##### Task input

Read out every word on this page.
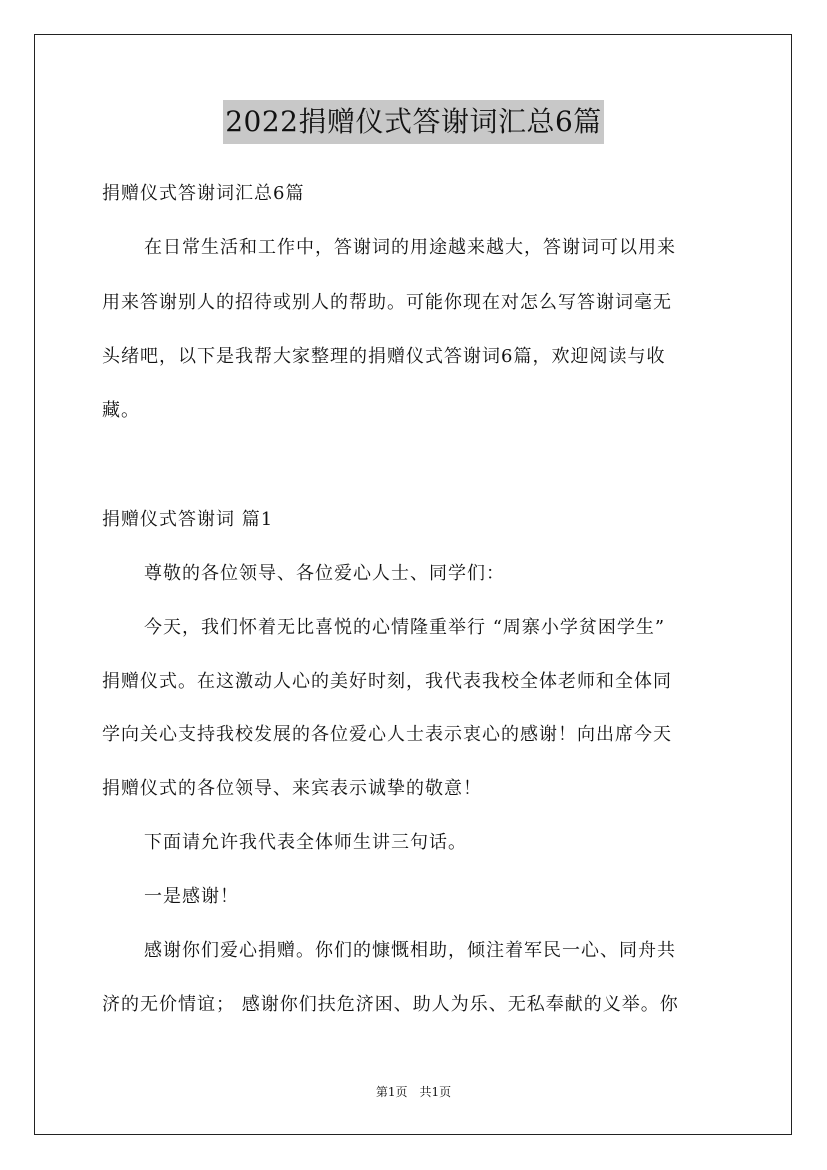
2022捐赠仪式答谢词汇总6篇
捐赠仪式答谢词汇总6篇
在日常生活和工作中，答谢词的用途越来越大，答谢词可以用来
用来答谢别人的招待或别人的帮助。可能你现在对怎么写答谢词毫无
头绪吧，以下是我帮大家整理的捐赠仪式答谢词6篇，欢迎阅读与收
藏。
捐赠仪式答谢词 篇1
尊敬的各位领导、各位爱心人士、同学们：
今天，我们怀着无比喜悦的心情隆重举行 “周寨小学贫困学生”
捐赠仪式。在这激动人心的美好时刻，我代表我校全体老师和全体同
学向关心支持我校发展的各位爱心人士表示衷心的感谢！向出席今天
捐赠仪式的各位领导、来宾表示诚挚的敬意！
下面请允许我代表全体师生讲三句话。
一是感谢！
感谢你们爱心捐赠。你们的慷慨相助，倾注着军民一心、同舟共
济的无价情谊； 感谢你们扶危济困、助人为乐、无私奉献的义举。你
第1页　共1页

##########

#### [Exercise]
Print the listing above in full, exactly as written. Omit any pictures.

#### [Exercise answer]
Read out every word on this page.
2022捐赠仪式答谢词汇总6篇
捐赠仪式答谢词汇总6篇
在日常生活和工作中，答谢词的用途越来越大，答谢词可以用来
用来答谢别人的招待或别人的帮助。可能你现在对怎么写答谢词毫无
头绪吧，以下是我帮大家整理的捐赠仪式答谢词6篇，欢迎阅读与收
藏。
捐赠仪式答谢词 篇1
尊敬的各位领导、各位爱心人士、同学们：
今天，我们怀着无比喜悦的心情隆重举行 “周寨小学贫困学生”
捐赠仪式。在这激动人心的美好时刻，我代表我校全体老师和全体同
学向关心支持我校发展的各位爱心人士表示衷心的感谢！向出席今天
捐赠仪式的各位领导、来宾表示诚挚的敬意！
下面请允许我代表全体师生讲三句话。
一是感谢！
感谢你们爱心捐赠。你们的慷慨相助，倾注着军民一心、同舟共
济的无价情谊； 感谢你们扶危济困、助人为乐、无私奉献的义举。你
第1页　共1页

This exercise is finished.